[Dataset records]
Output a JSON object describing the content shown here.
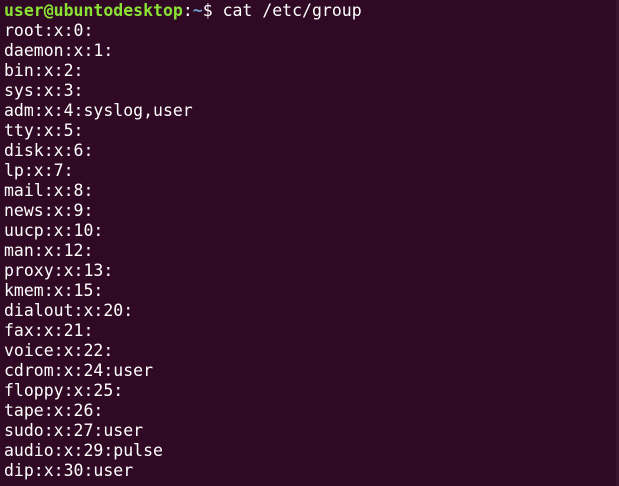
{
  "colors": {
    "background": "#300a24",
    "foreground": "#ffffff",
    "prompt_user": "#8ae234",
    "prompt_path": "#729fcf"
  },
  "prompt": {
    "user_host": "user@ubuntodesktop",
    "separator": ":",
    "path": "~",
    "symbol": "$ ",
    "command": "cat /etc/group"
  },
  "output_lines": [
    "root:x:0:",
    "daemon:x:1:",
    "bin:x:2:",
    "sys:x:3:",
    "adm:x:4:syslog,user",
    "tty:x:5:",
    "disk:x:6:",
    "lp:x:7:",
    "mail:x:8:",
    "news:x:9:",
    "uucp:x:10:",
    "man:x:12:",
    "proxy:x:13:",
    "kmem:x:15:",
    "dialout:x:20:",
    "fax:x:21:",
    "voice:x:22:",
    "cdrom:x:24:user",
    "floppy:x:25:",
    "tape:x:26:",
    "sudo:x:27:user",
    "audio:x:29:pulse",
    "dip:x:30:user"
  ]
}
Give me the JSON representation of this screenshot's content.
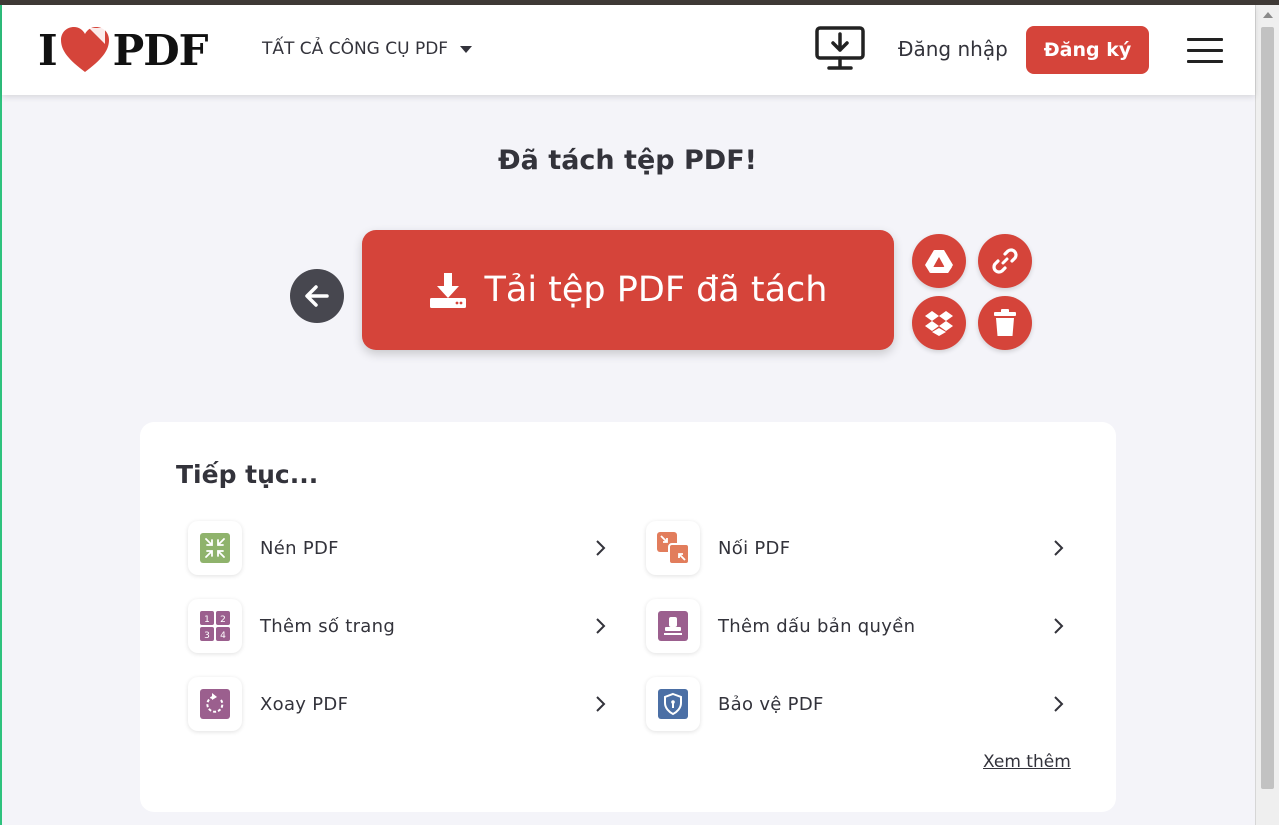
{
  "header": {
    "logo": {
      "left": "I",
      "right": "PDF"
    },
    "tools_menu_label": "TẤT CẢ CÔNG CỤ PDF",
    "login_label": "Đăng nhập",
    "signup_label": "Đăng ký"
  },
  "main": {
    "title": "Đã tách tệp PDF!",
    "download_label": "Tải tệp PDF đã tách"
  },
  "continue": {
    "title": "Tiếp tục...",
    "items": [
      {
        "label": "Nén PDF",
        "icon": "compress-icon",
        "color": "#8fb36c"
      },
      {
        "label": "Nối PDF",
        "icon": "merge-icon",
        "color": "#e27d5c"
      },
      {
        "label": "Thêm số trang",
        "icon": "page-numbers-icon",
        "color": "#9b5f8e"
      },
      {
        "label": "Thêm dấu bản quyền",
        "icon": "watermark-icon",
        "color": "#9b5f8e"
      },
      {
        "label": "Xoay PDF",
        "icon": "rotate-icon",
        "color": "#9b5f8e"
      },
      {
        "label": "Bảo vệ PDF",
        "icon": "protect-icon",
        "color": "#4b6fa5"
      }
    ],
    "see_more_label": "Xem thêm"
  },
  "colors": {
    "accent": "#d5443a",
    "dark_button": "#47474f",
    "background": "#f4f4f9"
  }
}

==

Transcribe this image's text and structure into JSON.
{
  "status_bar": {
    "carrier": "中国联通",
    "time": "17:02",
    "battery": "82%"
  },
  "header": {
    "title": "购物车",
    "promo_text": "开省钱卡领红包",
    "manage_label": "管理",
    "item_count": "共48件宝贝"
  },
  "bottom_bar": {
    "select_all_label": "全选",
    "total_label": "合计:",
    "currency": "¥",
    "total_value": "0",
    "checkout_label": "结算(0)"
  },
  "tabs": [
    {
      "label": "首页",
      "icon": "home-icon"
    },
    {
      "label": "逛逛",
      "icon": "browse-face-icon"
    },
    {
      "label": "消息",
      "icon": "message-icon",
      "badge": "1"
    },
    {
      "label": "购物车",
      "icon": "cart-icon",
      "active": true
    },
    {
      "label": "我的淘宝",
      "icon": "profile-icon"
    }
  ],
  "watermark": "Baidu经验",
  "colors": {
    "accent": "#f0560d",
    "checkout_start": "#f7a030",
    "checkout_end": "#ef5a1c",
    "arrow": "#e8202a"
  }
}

* **Set problem**: Copy each line from the data above that includes "tách".

* **Response to the exercise**:
    "title": "Đã tách tệp PDF!",
    "download_label": "Tải tệp PDF đã tách"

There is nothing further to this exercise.